Stored dataset items
++++++++++

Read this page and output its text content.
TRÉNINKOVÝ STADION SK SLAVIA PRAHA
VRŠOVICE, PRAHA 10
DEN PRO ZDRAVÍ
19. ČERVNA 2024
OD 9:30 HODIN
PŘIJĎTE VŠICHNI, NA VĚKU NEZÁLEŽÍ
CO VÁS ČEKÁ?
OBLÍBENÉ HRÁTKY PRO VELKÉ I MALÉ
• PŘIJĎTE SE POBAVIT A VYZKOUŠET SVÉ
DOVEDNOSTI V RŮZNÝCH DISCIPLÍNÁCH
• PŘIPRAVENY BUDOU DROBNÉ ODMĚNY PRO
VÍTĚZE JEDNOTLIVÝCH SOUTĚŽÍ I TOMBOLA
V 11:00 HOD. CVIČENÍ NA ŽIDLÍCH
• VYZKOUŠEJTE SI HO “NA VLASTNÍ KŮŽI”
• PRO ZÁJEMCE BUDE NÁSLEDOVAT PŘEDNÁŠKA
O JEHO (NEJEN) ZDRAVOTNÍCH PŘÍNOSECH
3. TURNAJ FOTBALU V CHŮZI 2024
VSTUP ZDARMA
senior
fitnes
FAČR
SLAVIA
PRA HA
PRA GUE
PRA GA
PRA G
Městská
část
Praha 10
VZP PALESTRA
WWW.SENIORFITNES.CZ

++++++++++

- **Problem to work on**
Repeat the whole listing exactly, keeping every line intact.

- **Task output**
Read this page and output its text content.
TRÉNINKOVÝ STADION SK SLAVIA PRAHA
VRŠOVICE, PRAHA 10
DEN PRO ZDRAVÍ
19. ČERVNA 2024
OD 9:30 HODIN
PŘIJĎTE VŠICHNI, NA VĚKU NEZÁLEŽÍ
CO VÁS ČEKÁ?
OBLÍBENÉ HRÁTKY PRO VELKÉ I MALÉ
• PŘIJĎTE SE POBAVIT A VYZKOUŠET SVÉ
DOVEDNOSTI V RŮZNÝCH DISCIPLÍNÁCH
• PŘIPRAVENY BUDOU DROBNÉ ODMĚNY PRO
VÍTĚZE JEDNOTLIVÝCH SOUTĚŽÍ I TOMBOLA
V 11:00 HOD. CVIČENÍ NA ŽIDLÍCH
• VYZKOUŠEJTE SI HO “NA VLASTNÍ KŮŽI”
• PRO ZÁJEMCE BUDE NÁSLEDOVAT PŘEDNÁŠKA
O JEHO (NEJEN) ZDRAVOTNÍCH PŘÍNOSECH
3. TURNAJ FOTBALU V CHŮZI 2024
VSTUP ZDARMA
senior
fitnes
FAČR
SLAVIA
PRA HA
PRA GUE
PRA GA
PRA G
Městská
část
Praha 10
VZP PALESTRA
WWW.SENIORFITNES.CZ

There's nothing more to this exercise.